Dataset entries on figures
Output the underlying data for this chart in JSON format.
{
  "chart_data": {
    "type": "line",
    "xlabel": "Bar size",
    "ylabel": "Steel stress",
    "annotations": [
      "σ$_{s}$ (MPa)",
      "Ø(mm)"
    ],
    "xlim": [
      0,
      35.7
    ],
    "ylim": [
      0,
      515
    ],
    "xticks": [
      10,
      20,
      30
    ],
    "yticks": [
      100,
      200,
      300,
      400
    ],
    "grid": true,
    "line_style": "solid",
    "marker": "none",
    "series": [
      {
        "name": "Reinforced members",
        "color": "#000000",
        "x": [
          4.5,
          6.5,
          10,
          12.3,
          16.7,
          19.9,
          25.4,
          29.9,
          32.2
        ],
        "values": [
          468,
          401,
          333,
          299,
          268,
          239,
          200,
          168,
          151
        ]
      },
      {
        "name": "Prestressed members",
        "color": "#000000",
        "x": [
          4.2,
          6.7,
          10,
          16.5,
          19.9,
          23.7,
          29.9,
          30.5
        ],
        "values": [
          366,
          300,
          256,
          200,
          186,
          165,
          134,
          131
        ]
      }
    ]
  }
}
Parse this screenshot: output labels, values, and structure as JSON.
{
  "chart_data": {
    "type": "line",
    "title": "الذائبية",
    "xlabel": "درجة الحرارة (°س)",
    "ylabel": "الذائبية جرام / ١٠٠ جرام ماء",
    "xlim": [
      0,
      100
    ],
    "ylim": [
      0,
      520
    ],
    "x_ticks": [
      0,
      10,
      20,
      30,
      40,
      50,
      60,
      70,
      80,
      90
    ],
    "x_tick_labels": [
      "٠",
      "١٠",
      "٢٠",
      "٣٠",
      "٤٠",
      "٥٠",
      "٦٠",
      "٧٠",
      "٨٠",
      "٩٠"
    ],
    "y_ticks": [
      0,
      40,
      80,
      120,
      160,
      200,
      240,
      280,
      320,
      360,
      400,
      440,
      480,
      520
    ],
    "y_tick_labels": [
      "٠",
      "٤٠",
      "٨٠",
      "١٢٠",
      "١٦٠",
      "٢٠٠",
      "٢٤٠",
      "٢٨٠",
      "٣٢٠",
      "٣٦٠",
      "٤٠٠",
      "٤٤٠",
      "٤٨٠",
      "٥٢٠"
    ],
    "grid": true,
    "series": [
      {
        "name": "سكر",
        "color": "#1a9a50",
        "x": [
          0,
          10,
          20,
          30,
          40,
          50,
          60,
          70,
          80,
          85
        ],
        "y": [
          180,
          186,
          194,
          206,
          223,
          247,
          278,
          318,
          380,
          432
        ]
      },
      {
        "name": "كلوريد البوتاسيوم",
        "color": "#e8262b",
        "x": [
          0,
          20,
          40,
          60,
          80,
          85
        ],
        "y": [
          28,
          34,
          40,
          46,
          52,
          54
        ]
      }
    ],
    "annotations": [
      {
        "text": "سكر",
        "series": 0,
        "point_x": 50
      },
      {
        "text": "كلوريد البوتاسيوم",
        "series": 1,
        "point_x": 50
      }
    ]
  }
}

● **Directive**
Take each line containing the string "this" and copy it out.

● **Written answer**
Output the underlying data for this chart in JSON format.
Parse this screenshot: output labels, values, and structure as JSON.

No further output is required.